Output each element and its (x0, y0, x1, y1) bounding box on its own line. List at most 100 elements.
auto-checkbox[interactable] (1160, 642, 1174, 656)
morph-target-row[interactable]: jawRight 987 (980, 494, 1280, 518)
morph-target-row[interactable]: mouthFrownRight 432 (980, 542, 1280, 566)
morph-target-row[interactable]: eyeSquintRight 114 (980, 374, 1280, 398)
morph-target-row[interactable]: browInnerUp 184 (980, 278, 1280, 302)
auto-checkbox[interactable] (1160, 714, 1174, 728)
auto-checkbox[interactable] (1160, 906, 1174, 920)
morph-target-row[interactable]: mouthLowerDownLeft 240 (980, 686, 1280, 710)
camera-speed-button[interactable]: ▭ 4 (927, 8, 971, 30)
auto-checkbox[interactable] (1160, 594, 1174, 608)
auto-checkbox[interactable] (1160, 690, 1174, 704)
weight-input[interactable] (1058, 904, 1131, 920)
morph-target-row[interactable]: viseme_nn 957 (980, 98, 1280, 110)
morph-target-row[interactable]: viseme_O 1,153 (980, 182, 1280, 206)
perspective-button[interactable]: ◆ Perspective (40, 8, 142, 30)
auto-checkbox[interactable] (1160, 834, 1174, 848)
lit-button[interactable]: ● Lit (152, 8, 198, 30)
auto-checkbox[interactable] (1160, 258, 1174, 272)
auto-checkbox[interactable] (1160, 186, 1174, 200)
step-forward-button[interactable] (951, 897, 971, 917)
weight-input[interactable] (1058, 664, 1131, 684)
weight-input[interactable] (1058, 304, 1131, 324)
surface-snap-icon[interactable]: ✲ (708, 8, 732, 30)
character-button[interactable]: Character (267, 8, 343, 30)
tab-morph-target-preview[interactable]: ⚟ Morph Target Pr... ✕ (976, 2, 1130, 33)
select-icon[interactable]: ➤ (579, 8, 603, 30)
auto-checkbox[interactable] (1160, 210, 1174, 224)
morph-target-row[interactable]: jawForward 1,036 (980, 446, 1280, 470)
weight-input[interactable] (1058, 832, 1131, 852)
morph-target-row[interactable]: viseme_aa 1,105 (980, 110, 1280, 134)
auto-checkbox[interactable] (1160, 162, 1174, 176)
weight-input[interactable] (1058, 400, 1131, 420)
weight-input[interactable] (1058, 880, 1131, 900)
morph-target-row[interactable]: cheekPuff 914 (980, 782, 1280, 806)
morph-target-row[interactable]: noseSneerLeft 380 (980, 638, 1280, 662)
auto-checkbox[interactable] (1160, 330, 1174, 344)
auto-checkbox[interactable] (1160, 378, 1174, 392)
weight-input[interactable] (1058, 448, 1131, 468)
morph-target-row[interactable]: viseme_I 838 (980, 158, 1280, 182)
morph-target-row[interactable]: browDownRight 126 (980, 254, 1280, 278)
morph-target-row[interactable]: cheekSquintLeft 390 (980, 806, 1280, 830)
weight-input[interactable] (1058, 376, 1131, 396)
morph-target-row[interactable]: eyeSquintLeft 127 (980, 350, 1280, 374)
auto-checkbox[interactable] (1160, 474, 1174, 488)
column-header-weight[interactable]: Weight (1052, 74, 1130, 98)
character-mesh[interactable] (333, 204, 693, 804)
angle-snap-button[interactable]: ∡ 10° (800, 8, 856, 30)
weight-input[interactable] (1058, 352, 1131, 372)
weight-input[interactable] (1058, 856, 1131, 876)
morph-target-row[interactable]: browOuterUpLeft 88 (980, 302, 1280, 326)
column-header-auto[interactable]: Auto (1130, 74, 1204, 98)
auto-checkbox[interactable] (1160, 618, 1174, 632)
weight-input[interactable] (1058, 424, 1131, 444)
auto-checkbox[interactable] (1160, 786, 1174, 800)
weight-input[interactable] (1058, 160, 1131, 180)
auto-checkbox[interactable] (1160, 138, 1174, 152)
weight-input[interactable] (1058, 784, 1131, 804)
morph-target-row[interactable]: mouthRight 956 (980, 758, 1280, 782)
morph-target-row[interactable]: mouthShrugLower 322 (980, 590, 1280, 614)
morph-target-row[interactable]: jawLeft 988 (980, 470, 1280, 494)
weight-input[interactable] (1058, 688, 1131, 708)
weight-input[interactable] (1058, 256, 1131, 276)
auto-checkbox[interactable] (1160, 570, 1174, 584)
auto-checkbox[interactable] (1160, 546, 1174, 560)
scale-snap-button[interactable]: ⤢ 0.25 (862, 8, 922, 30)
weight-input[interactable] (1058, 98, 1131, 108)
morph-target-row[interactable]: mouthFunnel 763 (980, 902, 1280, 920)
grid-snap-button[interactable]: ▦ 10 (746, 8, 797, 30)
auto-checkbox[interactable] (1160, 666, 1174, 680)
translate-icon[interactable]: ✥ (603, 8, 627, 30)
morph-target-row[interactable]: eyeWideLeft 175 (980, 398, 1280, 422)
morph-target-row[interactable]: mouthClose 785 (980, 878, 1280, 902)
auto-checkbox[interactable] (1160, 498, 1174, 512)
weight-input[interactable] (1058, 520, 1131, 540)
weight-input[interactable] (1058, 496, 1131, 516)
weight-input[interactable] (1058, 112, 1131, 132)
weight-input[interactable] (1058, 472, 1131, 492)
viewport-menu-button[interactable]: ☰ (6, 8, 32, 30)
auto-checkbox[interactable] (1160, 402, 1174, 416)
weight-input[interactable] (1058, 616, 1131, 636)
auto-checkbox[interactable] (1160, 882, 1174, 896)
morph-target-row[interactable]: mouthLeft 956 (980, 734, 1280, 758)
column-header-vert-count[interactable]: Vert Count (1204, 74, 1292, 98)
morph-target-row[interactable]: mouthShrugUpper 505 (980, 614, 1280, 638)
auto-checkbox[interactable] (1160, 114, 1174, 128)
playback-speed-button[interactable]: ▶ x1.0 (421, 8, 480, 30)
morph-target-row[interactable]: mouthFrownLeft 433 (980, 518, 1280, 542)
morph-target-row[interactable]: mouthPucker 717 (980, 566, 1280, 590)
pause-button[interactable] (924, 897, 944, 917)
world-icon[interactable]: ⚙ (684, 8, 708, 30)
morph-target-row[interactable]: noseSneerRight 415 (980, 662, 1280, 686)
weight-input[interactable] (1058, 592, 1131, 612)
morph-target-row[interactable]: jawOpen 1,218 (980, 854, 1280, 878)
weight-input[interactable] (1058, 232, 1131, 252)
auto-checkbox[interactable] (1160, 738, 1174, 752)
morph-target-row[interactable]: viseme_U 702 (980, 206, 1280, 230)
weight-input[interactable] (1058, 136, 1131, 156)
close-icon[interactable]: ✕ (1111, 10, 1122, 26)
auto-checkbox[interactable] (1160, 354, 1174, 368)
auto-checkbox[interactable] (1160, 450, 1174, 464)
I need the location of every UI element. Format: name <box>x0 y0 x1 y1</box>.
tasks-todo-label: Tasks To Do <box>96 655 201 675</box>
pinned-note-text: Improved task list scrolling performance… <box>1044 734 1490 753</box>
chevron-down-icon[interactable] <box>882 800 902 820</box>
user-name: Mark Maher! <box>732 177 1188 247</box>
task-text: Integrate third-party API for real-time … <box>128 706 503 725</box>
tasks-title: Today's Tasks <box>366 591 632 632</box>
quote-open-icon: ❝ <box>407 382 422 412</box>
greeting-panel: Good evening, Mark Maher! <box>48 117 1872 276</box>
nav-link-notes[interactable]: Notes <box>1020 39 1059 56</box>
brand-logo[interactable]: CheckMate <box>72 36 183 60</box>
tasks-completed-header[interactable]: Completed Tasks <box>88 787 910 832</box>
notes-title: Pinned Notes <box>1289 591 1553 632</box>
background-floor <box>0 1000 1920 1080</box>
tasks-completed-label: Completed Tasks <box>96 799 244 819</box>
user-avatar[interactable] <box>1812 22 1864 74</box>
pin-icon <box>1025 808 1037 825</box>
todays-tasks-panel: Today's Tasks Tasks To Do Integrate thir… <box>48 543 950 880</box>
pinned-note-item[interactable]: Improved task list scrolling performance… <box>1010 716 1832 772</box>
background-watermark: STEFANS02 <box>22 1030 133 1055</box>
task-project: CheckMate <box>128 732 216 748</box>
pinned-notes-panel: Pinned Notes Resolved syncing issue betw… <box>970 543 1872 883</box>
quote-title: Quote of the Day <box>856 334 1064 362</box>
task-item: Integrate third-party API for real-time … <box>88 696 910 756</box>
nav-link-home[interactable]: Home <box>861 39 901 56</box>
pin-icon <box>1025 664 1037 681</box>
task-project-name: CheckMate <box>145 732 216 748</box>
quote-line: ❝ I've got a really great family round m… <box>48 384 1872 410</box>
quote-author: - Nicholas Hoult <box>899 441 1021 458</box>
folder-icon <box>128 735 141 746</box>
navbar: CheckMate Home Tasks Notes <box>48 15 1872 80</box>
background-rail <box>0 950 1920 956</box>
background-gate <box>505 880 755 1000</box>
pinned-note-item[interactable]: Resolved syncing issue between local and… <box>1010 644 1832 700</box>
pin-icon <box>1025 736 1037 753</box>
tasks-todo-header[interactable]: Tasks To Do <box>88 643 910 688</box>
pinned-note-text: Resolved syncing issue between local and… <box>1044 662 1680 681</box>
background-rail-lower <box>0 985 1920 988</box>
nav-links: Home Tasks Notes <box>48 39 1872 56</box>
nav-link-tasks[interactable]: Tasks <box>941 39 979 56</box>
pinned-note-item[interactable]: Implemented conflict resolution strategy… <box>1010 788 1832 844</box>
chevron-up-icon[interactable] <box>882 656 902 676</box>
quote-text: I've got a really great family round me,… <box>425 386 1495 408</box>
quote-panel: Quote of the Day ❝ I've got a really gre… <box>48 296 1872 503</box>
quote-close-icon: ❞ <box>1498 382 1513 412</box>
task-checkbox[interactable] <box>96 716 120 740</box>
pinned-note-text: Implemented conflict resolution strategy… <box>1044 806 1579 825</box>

------------------------

◆ **Problem to solve**: Copy out, character for character, every line from the very start of the material through the line containing "morph-target-row[interactable]: jawRight 987", including that line.

◆ **Worked solution**:
Output each element and its (x0, y0, x1, y1) bounding box on its own line. List at most 100 elements.
auto-checkbox[interactable] (1160, 642, 1174, 656)
morph-target-row[interactable]: jawRight 987 (980, 494, 1280, 518)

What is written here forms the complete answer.